• [STORED ROWS]:
|---|

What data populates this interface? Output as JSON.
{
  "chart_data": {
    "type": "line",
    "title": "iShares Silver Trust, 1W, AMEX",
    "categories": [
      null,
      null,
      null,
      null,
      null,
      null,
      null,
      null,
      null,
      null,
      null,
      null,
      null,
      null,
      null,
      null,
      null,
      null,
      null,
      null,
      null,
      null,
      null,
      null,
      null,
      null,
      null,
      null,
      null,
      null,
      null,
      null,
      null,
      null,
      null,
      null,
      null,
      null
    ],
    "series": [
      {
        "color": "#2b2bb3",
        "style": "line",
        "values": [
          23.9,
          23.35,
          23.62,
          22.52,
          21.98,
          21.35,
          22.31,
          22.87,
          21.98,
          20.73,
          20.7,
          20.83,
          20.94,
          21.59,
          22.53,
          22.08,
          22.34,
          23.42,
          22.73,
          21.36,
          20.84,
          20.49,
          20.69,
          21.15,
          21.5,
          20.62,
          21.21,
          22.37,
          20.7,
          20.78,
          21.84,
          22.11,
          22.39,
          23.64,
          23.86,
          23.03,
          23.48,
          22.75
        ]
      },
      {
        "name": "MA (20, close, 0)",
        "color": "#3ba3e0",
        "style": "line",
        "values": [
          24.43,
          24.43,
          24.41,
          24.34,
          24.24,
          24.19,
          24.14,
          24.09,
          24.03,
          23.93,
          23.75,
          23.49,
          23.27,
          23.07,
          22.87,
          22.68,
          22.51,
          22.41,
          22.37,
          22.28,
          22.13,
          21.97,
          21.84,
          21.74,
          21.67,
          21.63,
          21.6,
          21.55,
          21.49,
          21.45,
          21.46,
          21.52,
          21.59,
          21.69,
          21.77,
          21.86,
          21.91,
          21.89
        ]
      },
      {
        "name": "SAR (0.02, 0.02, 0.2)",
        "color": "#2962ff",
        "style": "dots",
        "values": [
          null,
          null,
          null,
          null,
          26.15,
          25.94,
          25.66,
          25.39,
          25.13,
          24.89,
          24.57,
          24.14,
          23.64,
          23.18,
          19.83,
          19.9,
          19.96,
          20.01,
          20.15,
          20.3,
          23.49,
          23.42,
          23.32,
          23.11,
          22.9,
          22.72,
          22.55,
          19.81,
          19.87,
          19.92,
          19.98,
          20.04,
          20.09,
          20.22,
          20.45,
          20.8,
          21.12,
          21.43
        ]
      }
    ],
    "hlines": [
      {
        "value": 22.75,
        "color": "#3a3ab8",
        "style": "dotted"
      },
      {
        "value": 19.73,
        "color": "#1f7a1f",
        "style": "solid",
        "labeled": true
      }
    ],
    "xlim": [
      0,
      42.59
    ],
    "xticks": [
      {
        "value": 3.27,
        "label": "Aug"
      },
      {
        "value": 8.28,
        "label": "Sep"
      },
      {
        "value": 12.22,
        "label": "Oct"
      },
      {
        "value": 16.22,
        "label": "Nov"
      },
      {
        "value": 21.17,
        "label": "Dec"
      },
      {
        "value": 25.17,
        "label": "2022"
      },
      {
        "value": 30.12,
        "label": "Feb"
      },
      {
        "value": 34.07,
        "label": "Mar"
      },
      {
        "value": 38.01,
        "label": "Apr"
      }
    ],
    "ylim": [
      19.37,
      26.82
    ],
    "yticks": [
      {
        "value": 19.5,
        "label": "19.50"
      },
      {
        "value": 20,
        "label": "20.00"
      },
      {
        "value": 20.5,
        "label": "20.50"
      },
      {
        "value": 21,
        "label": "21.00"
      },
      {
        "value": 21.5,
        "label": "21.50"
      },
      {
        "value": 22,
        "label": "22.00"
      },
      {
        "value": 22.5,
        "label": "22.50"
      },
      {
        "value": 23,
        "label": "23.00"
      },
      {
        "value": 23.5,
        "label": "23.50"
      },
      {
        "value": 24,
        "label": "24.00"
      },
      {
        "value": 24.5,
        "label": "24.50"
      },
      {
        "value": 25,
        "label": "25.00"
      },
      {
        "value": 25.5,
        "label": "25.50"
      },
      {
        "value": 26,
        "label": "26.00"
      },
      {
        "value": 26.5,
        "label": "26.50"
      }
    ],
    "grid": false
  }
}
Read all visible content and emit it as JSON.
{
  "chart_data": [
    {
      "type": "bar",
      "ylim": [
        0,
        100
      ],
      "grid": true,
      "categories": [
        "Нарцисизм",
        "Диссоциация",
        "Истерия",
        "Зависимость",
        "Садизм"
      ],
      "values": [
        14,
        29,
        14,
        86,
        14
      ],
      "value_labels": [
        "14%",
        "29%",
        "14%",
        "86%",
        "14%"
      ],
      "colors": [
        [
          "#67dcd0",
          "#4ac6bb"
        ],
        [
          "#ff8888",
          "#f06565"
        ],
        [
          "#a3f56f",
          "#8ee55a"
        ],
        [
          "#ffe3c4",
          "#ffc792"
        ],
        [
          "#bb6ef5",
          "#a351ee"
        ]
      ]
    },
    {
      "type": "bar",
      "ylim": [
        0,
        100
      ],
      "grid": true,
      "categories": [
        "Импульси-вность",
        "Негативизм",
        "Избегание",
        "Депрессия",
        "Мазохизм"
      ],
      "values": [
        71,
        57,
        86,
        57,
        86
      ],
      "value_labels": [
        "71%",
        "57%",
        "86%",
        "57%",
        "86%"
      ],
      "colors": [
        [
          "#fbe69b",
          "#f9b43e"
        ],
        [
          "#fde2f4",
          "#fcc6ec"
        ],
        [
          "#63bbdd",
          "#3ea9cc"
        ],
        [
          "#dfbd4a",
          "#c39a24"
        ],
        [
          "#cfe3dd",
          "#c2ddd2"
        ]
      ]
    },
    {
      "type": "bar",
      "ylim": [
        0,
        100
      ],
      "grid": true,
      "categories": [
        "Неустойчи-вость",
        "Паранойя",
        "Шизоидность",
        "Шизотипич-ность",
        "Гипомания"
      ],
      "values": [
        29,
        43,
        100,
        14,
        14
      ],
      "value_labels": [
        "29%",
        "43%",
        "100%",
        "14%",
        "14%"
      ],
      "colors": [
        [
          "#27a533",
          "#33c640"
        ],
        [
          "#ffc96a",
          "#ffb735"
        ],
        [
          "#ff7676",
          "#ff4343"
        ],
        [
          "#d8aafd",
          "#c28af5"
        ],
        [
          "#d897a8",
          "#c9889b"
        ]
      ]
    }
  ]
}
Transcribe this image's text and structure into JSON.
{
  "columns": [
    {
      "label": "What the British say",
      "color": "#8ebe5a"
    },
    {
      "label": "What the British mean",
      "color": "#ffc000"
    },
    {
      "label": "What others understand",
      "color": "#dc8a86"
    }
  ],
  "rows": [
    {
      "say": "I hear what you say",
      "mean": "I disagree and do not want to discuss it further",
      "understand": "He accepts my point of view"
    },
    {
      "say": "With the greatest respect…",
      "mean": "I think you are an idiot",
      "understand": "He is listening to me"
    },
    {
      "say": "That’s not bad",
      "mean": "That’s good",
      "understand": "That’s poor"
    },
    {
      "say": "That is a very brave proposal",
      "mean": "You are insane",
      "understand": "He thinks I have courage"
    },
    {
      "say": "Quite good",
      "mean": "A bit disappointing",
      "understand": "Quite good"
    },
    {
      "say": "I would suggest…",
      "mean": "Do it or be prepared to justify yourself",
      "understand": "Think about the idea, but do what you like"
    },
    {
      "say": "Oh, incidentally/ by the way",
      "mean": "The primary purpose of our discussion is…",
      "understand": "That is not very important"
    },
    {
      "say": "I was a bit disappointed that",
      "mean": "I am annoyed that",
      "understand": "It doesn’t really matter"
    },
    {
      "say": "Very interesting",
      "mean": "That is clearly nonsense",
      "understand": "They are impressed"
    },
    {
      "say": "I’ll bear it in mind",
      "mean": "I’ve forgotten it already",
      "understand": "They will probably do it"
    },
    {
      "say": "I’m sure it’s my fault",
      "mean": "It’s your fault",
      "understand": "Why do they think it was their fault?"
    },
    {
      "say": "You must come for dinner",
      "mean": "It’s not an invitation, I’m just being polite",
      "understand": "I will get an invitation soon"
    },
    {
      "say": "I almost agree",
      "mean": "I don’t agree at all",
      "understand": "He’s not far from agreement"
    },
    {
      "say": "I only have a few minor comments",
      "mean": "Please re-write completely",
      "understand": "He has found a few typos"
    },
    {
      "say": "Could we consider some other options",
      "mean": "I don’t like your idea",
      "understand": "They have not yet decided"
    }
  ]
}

|---|

• [SHORT TASK]: Check each line of the records for the word "this", and show the lines that contain it.

• [FINISHED EXERCISE]:
What data populates this interface? Output as JSON.
Transcribe this image's text and structure into JSON.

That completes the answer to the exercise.